• **ENTRIES PROVIDED**:
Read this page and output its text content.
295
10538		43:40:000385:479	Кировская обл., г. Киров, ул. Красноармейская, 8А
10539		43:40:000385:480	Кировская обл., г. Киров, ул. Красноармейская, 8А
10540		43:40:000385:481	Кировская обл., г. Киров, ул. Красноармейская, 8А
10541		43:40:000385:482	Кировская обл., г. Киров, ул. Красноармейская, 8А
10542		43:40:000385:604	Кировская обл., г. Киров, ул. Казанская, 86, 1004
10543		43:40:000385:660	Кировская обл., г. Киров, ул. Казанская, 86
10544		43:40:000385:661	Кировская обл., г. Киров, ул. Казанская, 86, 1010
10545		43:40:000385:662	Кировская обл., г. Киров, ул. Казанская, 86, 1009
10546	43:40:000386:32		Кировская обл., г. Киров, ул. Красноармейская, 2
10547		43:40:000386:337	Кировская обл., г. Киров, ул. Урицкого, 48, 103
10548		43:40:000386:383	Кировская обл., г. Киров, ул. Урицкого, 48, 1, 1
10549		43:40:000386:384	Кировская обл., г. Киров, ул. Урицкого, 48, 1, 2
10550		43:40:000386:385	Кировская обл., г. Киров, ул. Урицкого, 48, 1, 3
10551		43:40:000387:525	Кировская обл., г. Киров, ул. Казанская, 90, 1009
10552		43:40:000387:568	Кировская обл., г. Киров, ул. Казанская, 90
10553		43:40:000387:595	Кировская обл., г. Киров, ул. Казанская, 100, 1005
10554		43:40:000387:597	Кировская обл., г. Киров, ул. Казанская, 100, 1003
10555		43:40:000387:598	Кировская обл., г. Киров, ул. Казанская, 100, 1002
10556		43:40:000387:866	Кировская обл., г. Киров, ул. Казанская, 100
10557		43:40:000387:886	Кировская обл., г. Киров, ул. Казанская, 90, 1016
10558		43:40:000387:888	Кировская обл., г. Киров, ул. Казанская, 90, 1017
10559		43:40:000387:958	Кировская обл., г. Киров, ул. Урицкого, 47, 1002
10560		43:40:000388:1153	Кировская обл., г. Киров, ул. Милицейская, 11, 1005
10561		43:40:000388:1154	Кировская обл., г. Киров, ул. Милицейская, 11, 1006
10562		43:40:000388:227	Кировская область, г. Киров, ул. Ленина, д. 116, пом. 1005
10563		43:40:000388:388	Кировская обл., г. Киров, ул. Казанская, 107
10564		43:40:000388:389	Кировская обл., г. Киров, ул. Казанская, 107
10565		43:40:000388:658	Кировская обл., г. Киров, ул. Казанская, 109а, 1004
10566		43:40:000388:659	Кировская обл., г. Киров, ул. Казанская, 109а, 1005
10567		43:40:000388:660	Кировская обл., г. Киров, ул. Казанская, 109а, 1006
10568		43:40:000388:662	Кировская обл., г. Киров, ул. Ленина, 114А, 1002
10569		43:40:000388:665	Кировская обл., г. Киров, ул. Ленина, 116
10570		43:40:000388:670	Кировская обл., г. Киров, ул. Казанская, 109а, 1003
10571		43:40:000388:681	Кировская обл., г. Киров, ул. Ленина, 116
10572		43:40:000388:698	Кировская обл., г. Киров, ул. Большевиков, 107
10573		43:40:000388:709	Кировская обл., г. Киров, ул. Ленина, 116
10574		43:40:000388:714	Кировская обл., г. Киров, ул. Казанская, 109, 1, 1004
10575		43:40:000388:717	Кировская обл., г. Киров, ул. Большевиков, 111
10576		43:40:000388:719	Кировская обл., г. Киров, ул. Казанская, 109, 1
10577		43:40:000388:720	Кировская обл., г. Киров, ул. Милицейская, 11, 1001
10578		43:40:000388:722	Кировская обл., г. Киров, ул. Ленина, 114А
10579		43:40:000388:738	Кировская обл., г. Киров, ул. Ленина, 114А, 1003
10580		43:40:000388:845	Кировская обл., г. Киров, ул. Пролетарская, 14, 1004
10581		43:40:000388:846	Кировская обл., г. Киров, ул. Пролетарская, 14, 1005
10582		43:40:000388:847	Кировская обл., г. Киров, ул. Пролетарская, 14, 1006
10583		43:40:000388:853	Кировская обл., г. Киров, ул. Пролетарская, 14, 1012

• **WRITTEN PROBLEM**: Each entry above needs to be retyped exactly.

• **RESPONSE TO THE EXERCISE**:
Read this page and output its text content.
295
10538		43:40:000385:479	Кировская обл., г. Киров, ул. Красноармейская, 8А
10539		43:40:000385:480	Кировская обл., г. Киров, ул. Красноармейская, 8А
10540		43:40:000385:481	Кировская обл., г. Киров, ул. Красноармейская, 8А
10541		43:40:000385:482	Кировская обл., г. Киров, ул. Красноармейская, 8А
10542		43:40:000385:604	Кировская обл., г. Киров, ул. Казанская, 86, 1004
10543		43:40:000385:660	Кировская обл., г. Киров, ул. Казанская, 86
10544		43:40:000385:661	Кировская обл., г. Киров, ул. Казанская, 86, 1010
10545		43:40:000385:662	Кировская обл., г. Киров, ул. Казанская, 86, 1009
10546	43:40:000386:32		Кировская обл., г. Киров, ул. Красноармейская, 2
10547		43:40:000386:337	Кировская обл., г. Киров, ул. Урицкого, 48, 103
10548		43:40:000386:383	Кировская обл., г. Киров, ул. Урицкого, 48, 1, 1
10549		43:40:000386:384	Кировская обл., г. Киров, ул. Урицкого, 48, 1, 2
10550		43:40:000386:385	Кировская обл., г. Киров, ул. Урицкого, 48, 1, 3
10551		43:40:000387:525	Кировская обл., г. Киров, ул. Казанская, 90, 1009
10552		43:40:000387:568	Кировская обл., г. Киров, ул. Казанская, 90
10553		43:40:000387:595	Кировская обл., г. Киров, ул. Казанская, 100, 1005
10554		43:40:000387:597	Кировская обл., г. Киров, ул. Казанская, 100, 1003
10555		43:40:000387:598	Кировская обл., г. Киров, ул. Казанская, 100, 1002
10556		43:40:000387:866	Кировская обл., г. Киров, ул. Казанская, 100
10557		43:40:000387:886	Кировская обл., г. Киров, ул. Казанская, 90, 1016
10558		43:40:000387:888	Кировская обл., г. Киров, ул. Казанская, 90, 1017
10559		43:40:000387:958	Кировская обл., г. Киров, ул. Урицкого, 47, 1002
10560		43:40:000388:1153	Кировская обл., г. Киров, ул. Милицейская, 11, 1005
10561		43:40:000388:1154	Кировская обл., г. Киров, ул. Милицейская, 11, 1006
10562		43:40:000388:227	Кировская область, г. Киров, ул. Ленина, д. 116, пом. 1005
10563		43:40:000388:388	Кировская обл., г. Киров, ул. Казанская, 107
10564		43:40:000388:389	Кировская обл., г. Киров, ул. Казанская, 107
10565		43:40:000388:658	Кировская обл., г. Киров, ул. Казанская, 109а, 1004
10566		43:40:000388:659	Кировская обл., г. Киров, ул. Казанская, 109а, 1005
10567		43:40:000388:660	Кировская обл., г. Киров, ул. Казанская, 109а, 1006
10568		43:40:000388:662	Кировская обл., г. Киров, ул. Ленина, 114А, 1002
10569		43:40:000388:665	Кировская обл., г. Киров, ул. Ленина, 116
10570		43:40:000388:670	Кировская обл., г. Киров, ул. Казанская, 109а, 1003
10571		43:40:000388:681	Кировская обл., г. Киров, ул. Ленина, 116
10572		43:40:000388:698	Кировская обл., г. Киров, ул. Большевиков, 107
10573		43:40:000388:709	Кировская обл., г. Киров, ул. Ленина, 116
10574		43:40:000388:714	Кировская обл., г. Киров, ул. Казанская, 109, 1, 1004
10575		43:40:000388:717	Кировская обл., г. Киров, ул. Большевиков, 111
10576		43:40:000388:719	Кировская обл., г. Киров, ул. Казанская, 109, 1
10577		43:40:000388:720	Кировская обл., г. Киров, ул. Милицейская, 11, 1001
10578		43:40:000388:722	Кировская обл., г. Киров, ул. Ленина, 114А
10579		43:40:000388:738	Кировская обл., г. Киров, ул. Ленина, 114А, 1003
10580		43:40:000388:845	Кировская обл., г. Киров, ул. Пролетарская, 14, 1004
10581		43:40:000388:846	Кировская обл., г. Киров, ул. Пролетарская, 14, 1005
10582		43:40:000388:847	Кировская обл., г. Киров, ул. Пролетарская, 14, 1006
10583		43:40:000388:853	Кировская обл., г. Киров, ул. Пролетарская, 14, 1012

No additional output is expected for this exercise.